**EXCERPT TO READ**
— Begin —

Charon completes the orbit around the common gravitational center (barycenter) in 6.39 earth days. Obviously this period is the length of 1 Charon and Pluto day. While Charon has almost zero orbital eccentricity in regard to the barycenter, is seriously inclined to Pluto’s orbit (119.6°) and to the ecliptic (112.8°). The average distance between Pluto and Charon is 19.640 kilometers. This is almost 20 times closer than distance between the Earth and the Moon.
Todays Pluto and Charon: Future of Earth and Moon
Like it or not, the Pluto-Charon case illustrates the destiny of Earth and Moon. And quite a number of planets, moons and stars in common.
After millions of years, unfortunately Earth’s rotation on its own axis will substantially slow down (as it used to) up to some point. And this will deliberately balance the gravitational interaction with Moon. In other words, mutual tidal locking will happen. After that time, some of the world’s residents -who are not a big fan of travelling- can only dream about moonlight.
Let’s consider you were Charonian and have been living on the so called (by our Plutonian fellows) “dark side of Charon”. You’d probably be pretty surprised when you first saw something that big. And would probably worship her for thousands of years!
Charon Moon – Size
Having a mass of 12% of Pluto, Charon has a radius of 606 kilometers. This is almost half of Pluto’s. By size, she is by far the biggest moon in the solar system comparing to her mother planet.
Plutopic does and will always offer best service for understanding sizes of cosmic objects. Via our usual method, please gently slice moon Charon in half with a hypothetical huge knife. The inner surface area of the hemisphere will correspond to the surface area of South Africa.
Charon Moon – Gravity and Surface Temperature
Certainly a good place to feel lighter. And certainly not easy to walk on! Although she is the biggest Pluto moon, Charon is incontestably small comparing to Earth. She has a surface gravity of 1/35 of Earth.
Another reason to challenge you when you go for a walk on this world will be the surface temperature. Average temperature on Charon surface is about -220°C. Evidently this is not surprising when you consider the average gap between Charon and the Sun.
Charon Moon Surface – Composition, Color and Other Features
Pluto’s surface consists mostly of nitrogen ice together with rare methane, carbon monoxide and water ice elements above its rocky core. However, no carbon monoxide or nitrogen exists on Charon. Based on surface analysis, Charon contains water ice to a large extent together with smaller amount of ammonia compounds. When it comes to methane, it is another story.

— End —

**WRITTEN TASKS**
(a) According to the Charon excerpt, what is Charon's surface gravity compared with Earth's?
(b) Extend the Charon excerpt, picking up after its final sentence.

**RECORD EXCERPTS**
— Begin —

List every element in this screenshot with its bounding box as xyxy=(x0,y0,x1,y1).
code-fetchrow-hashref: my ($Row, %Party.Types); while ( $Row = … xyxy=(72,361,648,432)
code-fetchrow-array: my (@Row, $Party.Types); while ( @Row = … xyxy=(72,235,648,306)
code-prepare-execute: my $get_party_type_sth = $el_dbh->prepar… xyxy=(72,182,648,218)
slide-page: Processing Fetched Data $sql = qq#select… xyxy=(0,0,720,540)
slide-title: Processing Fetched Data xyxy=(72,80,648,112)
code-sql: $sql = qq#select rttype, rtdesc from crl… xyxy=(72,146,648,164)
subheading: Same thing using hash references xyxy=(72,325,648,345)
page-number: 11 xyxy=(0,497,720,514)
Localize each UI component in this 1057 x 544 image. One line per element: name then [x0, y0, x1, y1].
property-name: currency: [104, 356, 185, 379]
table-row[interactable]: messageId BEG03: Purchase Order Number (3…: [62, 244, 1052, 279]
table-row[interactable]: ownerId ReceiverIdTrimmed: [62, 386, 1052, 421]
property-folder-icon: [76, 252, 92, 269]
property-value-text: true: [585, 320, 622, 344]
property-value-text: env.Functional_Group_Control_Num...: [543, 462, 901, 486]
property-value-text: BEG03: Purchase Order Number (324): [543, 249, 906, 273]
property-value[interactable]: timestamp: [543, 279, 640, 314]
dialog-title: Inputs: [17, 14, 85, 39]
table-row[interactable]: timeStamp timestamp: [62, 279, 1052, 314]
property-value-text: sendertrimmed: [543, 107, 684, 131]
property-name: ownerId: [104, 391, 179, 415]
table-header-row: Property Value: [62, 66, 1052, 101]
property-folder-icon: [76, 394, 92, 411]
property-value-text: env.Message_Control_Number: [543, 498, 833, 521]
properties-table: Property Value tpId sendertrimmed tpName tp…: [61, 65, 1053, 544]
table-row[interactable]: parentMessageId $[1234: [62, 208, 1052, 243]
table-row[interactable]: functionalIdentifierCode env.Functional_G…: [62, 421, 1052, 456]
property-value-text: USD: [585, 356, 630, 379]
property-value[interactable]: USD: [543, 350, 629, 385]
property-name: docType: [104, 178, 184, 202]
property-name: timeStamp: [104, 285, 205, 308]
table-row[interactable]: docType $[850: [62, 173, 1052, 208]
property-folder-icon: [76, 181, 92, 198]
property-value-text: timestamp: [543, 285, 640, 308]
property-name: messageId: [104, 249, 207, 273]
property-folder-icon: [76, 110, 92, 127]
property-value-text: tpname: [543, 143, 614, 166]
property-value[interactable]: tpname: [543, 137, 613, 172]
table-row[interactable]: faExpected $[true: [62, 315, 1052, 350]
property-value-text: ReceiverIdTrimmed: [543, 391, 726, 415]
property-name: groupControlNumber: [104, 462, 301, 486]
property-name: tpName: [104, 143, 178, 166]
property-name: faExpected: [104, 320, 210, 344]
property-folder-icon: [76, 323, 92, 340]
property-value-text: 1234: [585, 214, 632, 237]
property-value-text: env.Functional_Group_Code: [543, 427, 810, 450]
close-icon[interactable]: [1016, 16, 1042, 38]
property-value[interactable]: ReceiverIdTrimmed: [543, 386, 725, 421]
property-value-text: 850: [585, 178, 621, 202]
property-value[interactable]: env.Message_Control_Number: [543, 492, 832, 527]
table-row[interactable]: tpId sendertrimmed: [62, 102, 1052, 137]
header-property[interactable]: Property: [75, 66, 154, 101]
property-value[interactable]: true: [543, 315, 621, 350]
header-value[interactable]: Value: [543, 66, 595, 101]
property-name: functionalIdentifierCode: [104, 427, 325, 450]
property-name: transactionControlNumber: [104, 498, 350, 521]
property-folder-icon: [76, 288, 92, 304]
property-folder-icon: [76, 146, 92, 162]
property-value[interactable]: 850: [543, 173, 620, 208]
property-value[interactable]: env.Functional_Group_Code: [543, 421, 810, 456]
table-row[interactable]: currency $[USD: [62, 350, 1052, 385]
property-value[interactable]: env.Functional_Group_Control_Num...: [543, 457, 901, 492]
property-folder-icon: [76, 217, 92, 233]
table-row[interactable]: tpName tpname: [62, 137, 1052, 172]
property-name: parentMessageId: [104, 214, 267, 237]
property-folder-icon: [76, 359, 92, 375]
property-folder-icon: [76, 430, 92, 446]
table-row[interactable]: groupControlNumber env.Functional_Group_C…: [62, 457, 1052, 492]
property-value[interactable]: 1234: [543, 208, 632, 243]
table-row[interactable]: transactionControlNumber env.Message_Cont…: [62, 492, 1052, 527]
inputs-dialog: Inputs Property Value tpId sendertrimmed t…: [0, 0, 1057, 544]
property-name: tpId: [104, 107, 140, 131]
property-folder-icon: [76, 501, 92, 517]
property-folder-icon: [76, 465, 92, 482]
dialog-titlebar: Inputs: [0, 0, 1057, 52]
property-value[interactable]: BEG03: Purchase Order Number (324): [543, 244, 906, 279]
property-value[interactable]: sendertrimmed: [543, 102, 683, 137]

— End —

**RESPONSES TO THE TASKS**
(a) 1/35 of Earth's

(b)
On the surface there are several different features like mountains, chasmas, craters and flat terrains. See details and names of surface features on following article: Charon map.
At first glance, you can see Charon is seperated from its equatorial area with a huge belt. While that belt is anticipated to be formed during tectonic activities in early years, it is unintentionally seperating the surface into two: A more rugged north area from the smoother south part.
According to researches, Charon has a geologically old and a more uniform surface especially when compared to Pluto. See more details about surface characteristics on Charon surface article.
Charon Moon – The Underground Ocean
Astronomers have brilliant methods to examine atmospheres of planets and moons. Same applies and supports evidence about surface materials. Those methods even work from observatories on or near Earth. However today’s methods do not reveal the secrets hidden beneath planetary surfaces. Even we don’t have sufficient tools yet to do that from only thousands of kilometers away, which was the proximity of New Horizons Spacecraft during its Pluto System flyby.
Although above is the case, scientists have strong evidences (including the above mentioned belt) that an underground ocean beyond Pluto surface can exist. Regarding Charon, another case is on the table: Researchers believe Charon too had an underground ocean. Not once, but twice! However those oceans are frozen in time and played an important role on satellite’s geological formation.
Approximately 55% of moon Charon consists of its rocky core. And it’s hard to say which materials it includes. However scientists believe the core is made of silicates.
The Unexpected Color Variation on North Pole
At first glance you can easily discriminate moon Charon from Pluto. The reason is not only the size, but also the colors. While grey is the dominant color on Charon, Pluto is dominated by brown and white.
OK, take a look again! You see the red/brown area on the north pole? This area is a proof that the mother has been feeding the baby with methane.
Astronomers believe that methane molecules sublimated from Pluto surface wanders all over the place. Consequently, those particles got caught by Charon gravity temporarily.
The temperature on the north pole of Charon is below freezing point of methane for over 100 years during Charon moon’s winter season. Therefore, those molecules are grabbed by Charon. Than firstly they freeze back to methane ice on surface. And similar to the process on Pluto surface, tholin layers arise following a bunch of chemical reactions. Eventually the methane ice evaporates and takes off from the surface while tholin layers remain.
So what we see there in red color are the tholin layers formed in last few million years.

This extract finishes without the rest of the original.